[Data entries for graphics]

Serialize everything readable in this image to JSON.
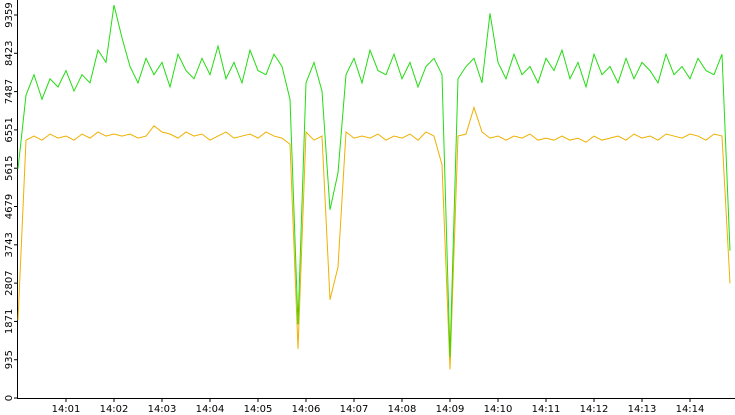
{
  "chart_data": {
    "type": "line",
    "categories": [
      null,
      null,
      null,
      null,
      null,
      null,
      "14:01",
      null,
      null,
      null,
      null,
      null,
      "14:02",
      null,
      null,
      null,
      null,
      null,
      "14:03",
      null,
      null,
      null,
      null,
      null,
      "14:04",
      null,
      null,
      null,
      null,
      null,
      "14:05",
      null,
      null,
      null,
      null,
      null,
      "14:06",
      null,
      null,
      null,
      null,
      null,
      "14:07",
      null,
      null,
      null,
      null,
      null,
      "14:08",
      null,
      null,
      null,
      null,
      null,
      "14:09",
      null,
      null,
      null,
      null,
      null,
      "14:10",
      null,
      null,
      null,
      null,
      null,
      "14:11",
      null,
      null,
      null,
      null,
      null,
      "14:12",
      null,
      null,
      null,
      null,
      null,
      "14:13",
      null,
      null,
      null,
      null,
      null,
      "14:14",
      null,
      null,
      null,
      null,
      null
    ],
    "series": [
      {
        "color": "#22dd11",
        "values": [
          5600,
          7400,
          7900,
          7300,
          7800,
          7600,
          8000,
          7500,
          7900,
          7700,
          8500,
          8200,
          9600,
          8800,
          8100,
          7700,
          8300,
          7900,
          8200,
          7600,
          8400,
          8000,
          7800,
          8300,
          7900,
          8600,
          7800,
          8200,
          7700,
          8500,
          8000,
          7900,
          8400,
          8100,
          7300,
          1800,
          7700,
          8200,
          7500,
          4600,
          5500,
          7900,
          8300,
          7700,
          8500,
          8000,
          7900,
          8400,
          7800,
          8200,
          7600,
          8100,
          8300,
          7900,
          1000,
          7800,
          8100,
          8300,
          7700,
          9400,
          8200,
          7800,
          8400,
          7900,
          8100,
          7700,
          8300,
          8000,
          8500,
          7800,
          8200,
          7600,
          8400,
          7900,
          8100,
          7700,
          8300,
          7800,
          8200,
          8000,
          7700,
          8400,
          7900,
          8100,
          7800,
          8300,
          8000,
          7900,
          8400,
          3600
        ]
      },
      {
        "color": "#f0b000",
        "values": [
          1900,
          6300,
          6400,
          6300,
          6450,
          6350,
          6400,
          6300,
          6450,
          6350,
          6500,
          6400,
          6450,
          6400,
          6450,
          6350,
          6400,
          6650,
          6500,
          6450,
          6350,
          6500,
          6400,
          6450,
          6300,
          6400,
          6500,
          6350,
          6400,
          6450,
          6350,
          6500,
          6400,
          6350,
          6200,
          1200,
          6500,
          6300,
          6400,
          2400,
          3200,
          6500,
          6350,
          6400,
          6350,
          6450,
          6300,
          6400,
          6350,
          6450,
          6300,
          6500,
          6400,
          5700,
          700,
          6400,
          6450,
          7100,
          6500,
          6350,
          6400,
          6300,
          6400,
          6350,
          6450,
          6300,
          6350,
          6300,
          6400,
          6300,
          6350,
          6250,
          6400,
          6300,
          6350,
          6400,
          6300,
          6450,
          6350,
          6400,
          6300,
          6450,
          6400,
          6350,
          6450,
          6400,
          6300,
          6450,
          6400,
          2800
        ]
      }
    ],
    "ylim": [
      0,
      9725
    ],
    "yticks": [
      0,
      935,
      1871,
      2807,
      3743,
      4679,
      5615,
      6551,
      7487,
      8423,
      9359
    ]
  }
}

◆ Exercise directions
Write every record out again exactly; no pictures belong in the copy.

◆ Exercise response
Serialize everything readable in this image to JSON.
{
  "chart_data": {
    "type": "line",
    "categories": [
      null,
      null,
      null,
      null,
      null,
      null,
      "14:01",
      null,
      null,
      null,
      null,
      null,
      "14:02",
      null,
      null,
      null,
      null,
      null,
      "14:03",
      null,
      null,
      null,
      null,
      null,
      "14:04",
      null,
      null,
      null,
      null,
      null,
      "14:05",
      null,
      null,
      null,
      null,
      null,
      "14:06",
      null,
      null,
      null,
      null,
      null,
      "14:07",
      null,
      null,
      null,
      null,
      null,
      "14:08",
      null,
      null,
      null,
      null,
      null,
      "14:09",
      null,
      null,
      null,
      null,
      null,
      "14:10",
      null,
      null,
      null,
      null,
      null,
      "14:11",
      null,
      null,
      null,
      null,
      null,
      "14:12",
      null,
      null,
      null,
      null,
      null,
      "14:13",
      null,
      null,
      null,
      null,
      null,
      "14:14",
      null,
      null,
      null,
      null,
      null
    ],
    "series": [
      {
        "color": "#22dd11",
        "values": [
          5600,
          7400,
          7900,
          7300,
          7800,
          7600,
          8000,
          7500,
          7900,
          7700,
          8500,
          8200,
          9600,
          8800,
          8100,
          7700,
          8300,
          7900,
          8200,
          7600,
          8400,
          8000,
          7800,
          8300,
          7900,
          8600,
          7800,
          8200,
          7700,
          8500,
          8000,
          7900,
          8400,
          8100,
          7300,
          1800,
          7700,
          8200,
          7500,
          4600,
          5500,
          7900,
          8300,
          7700,
          8500,
          8000,
          7900,
          8400,
          7800,
          8200,
          7600,
          8100,
          8300,
          7900,
          1000,
          7800,
          8100,
          8300,
          7700,
          9400,
          8200,
          7800,
          8400,
          7900,
          8100,
          7700,
          8300,
          8000,
          8500,
          7800,
          8200,
          7600,
          8400,
          7900,
          8100,
          7700,
          8300,
          7800,
          8200,
          8000,
          7700,
          8400,
          7900,
          8100,
          7800,
          8300,
          8000,
          7900,
          8400,
          3600
        ]
      },
      {
        "color": "#f0b000",
        "values": [
          1900,
          6300,
          6400,
          6300,
          6450,
          6350,
          6400,
          6300,
          6450,
          6350,
          6500,
          6400,
          6450,
          6400,
          6450,
          6350,
          6400,
          6650,
          6500,
          6450,
          6350,
          6500,
          6400,
          6450,
          6300,
          6400,
          6500,
          6350,
          6400,
          6450,
          6350,
          6500,
          6400,
          6350,
          6200,
          1200,
          6500,
          6300,
          6400,
          2400,
          3200,
          6500,
          6350,
          6400,
          6350,
          6450,
          6300,
          6400,
          6350,
          6450,
          6300,
          6500,
          6400,
          5700,
          700,
          6400,
          6450,
          7100,
          6500,
          6350,
          6400,
          6300,
          6400,
          6350,
          6450,
          6300,
          6350,
          6300,
          6400,
          6300,
          6350,
          6250,
          6400,
          6300,
          6350,
          6400,
          6300,
          6450,
          6350,
          6400,
          6300,
          6450,
          6400,
          6350,
          6450,
          6400,
          6300,
          6450,
          6400,
          2800
        ]
      }
    ],
    "ylim": [
      0,
      9725
    ],
    "yticks": [
      0,
      935,
      1871,
      2807,
      3743,
      4679,
      5615,
      6551,
      7487,
      8423,
      9359
    ]
  }
}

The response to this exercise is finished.